* Short problem *
Return exactly the lines that run from the one containing "Read this page and output its text content." to the end of the entries, with both ends included.

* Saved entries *
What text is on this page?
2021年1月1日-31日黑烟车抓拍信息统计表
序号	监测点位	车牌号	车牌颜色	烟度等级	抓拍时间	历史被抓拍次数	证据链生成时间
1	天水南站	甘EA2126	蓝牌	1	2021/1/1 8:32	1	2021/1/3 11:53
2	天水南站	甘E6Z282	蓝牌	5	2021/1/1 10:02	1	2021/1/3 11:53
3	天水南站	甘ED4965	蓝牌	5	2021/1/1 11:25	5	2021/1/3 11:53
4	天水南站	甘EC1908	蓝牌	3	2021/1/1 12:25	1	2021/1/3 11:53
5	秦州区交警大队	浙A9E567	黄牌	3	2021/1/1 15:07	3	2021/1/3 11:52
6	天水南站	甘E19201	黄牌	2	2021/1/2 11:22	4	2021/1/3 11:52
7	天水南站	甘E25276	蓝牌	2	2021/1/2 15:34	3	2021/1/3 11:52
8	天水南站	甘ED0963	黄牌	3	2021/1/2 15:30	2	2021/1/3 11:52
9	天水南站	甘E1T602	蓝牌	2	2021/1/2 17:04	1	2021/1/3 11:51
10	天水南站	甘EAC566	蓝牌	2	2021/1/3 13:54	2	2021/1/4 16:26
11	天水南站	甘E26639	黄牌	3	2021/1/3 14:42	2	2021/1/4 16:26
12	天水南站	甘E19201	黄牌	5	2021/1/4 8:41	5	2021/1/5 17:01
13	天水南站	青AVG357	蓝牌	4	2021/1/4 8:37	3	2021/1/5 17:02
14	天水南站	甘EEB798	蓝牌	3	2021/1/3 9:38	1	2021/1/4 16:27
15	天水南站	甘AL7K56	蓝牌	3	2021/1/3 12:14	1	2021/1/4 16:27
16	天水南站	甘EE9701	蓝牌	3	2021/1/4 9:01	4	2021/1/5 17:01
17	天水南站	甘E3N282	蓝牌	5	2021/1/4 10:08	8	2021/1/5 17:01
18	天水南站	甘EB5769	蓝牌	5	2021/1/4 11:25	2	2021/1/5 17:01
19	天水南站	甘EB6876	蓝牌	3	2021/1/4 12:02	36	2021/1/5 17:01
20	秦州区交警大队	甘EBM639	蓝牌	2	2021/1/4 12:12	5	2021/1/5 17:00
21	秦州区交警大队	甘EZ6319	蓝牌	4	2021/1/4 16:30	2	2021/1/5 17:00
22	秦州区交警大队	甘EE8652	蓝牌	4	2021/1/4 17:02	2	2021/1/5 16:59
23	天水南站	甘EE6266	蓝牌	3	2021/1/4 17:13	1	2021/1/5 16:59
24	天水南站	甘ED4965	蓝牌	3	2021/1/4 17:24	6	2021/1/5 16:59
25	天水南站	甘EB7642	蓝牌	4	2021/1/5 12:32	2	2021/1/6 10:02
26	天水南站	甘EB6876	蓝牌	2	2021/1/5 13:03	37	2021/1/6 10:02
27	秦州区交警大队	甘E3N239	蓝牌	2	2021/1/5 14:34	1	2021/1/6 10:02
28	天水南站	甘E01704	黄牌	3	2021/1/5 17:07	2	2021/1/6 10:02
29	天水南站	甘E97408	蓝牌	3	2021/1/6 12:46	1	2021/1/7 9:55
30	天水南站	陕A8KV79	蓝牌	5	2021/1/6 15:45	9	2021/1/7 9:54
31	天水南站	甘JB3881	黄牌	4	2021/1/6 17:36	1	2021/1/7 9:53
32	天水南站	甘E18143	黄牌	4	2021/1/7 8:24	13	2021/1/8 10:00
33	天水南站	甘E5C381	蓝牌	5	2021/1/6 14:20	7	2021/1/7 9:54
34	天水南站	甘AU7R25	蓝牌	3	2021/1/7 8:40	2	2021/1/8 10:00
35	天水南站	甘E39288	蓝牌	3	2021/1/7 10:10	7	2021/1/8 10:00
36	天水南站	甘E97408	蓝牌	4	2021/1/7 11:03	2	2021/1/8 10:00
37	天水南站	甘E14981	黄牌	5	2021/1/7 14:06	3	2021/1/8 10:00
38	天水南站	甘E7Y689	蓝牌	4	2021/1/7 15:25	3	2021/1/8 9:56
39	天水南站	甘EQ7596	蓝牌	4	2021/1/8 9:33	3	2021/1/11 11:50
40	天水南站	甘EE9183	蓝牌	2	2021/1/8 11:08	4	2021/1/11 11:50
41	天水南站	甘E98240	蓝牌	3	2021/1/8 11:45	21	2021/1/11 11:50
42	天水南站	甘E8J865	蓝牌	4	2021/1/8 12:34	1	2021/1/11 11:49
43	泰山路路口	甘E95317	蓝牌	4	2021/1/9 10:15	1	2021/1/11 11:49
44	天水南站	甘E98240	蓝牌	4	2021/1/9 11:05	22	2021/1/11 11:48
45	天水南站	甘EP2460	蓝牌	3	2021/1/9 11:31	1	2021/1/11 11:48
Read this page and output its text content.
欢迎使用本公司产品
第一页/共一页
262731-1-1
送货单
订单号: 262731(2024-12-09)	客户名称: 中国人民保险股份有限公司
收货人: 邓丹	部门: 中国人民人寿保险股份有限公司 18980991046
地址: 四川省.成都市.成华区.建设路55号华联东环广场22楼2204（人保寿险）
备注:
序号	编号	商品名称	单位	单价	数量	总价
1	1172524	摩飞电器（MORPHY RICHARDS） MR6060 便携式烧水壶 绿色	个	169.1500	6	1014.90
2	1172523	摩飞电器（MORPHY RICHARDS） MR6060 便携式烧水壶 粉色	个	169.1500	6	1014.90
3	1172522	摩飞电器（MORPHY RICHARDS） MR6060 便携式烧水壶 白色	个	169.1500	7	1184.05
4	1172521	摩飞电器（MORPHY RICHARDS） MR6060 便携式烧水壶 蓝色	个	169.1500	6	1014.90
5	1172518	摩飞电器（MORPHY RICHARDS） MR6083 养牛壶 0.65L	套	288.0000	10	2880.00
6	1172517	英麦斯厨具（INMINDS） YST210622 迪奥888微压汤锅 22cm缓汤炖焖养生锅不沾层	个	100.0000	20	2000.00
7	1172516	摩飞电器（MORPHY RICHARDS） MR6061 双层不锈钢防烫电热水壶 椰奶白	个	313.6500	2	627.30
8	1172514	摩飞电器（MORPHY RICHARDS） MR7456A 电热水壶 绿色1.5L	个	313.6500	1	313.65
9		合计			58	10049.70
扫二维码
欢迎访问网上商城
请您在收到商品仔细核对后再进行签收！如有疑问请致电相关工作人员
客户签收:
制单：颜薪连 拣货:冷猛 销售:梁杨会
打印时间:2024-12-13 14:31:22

* Solution for this task *
Read this page and output its text content.
欢迎使用本公司产品
第一页/共一页
262731-1-1
送货单
订单号: 262731(2024-12-09)	客户名称: 中国人民保险股份有限公司
收货人: 邓丹	部门: 中国人民人寿保险股份有限公司 18980991046
地址: 四川省.成都市.成华区.建设路55号华联东环广场22楼2204（人保寿险）
备注:
序号	编号	商品名称	单位	单价	数量	总价
1	1172524	摩飞电器（MORPHY RICHARDS） MR6060 便携式烧水壶 绿色	个	169.1500	6	1014.90
2	1172523	摩飞电器（MORPHY RICHARDS） MR6060 便携式烧水壶 粉色	个	169.1500	6	1014.90
3	1172522	摩飞电器（MORPHY RICHARDS） MR6060 便携式烧水壶 白色	个	169.1500	7	1184.05
4	1172521	摩飞电器（MORPHY RICHARDS） MR6060 便携式烧水壶 蓝色	个	169.1500	6	1014.90
5	1172518	摩飞电器（MORPHY RICHARDS） MR6083 养牛壶 0.65L	套	288.0000	10	2880.00
6	1172517	英麦斯厨具（INMINDS） YST210622 迪奥888微压汤锅 22cm缓汤炖焖养生锅不沾层	个	100.0000	20	2000.00
7	1172516	摩飞电器（MORPHY RICHARDS） MR6061 双层不锈钢防烫电热水壶 椰奶白	个	313.6500	2	627.30
8	1172514	摩飞电器（MORPHY RICHARDS） MR7456A 电热水壶 绿色1.5L	个	313.6500	1	313.65
9		合计			58	10049.70
扫二维码
欢迎访问网上商城
请您在收到商品仔细核对后再进行签收！如有疑问请致电相关工作人员
客户签收:
制单：颜薪连 拣货:冷猛 销售:梁杨会
打印时间:2024-12-13 14:31:22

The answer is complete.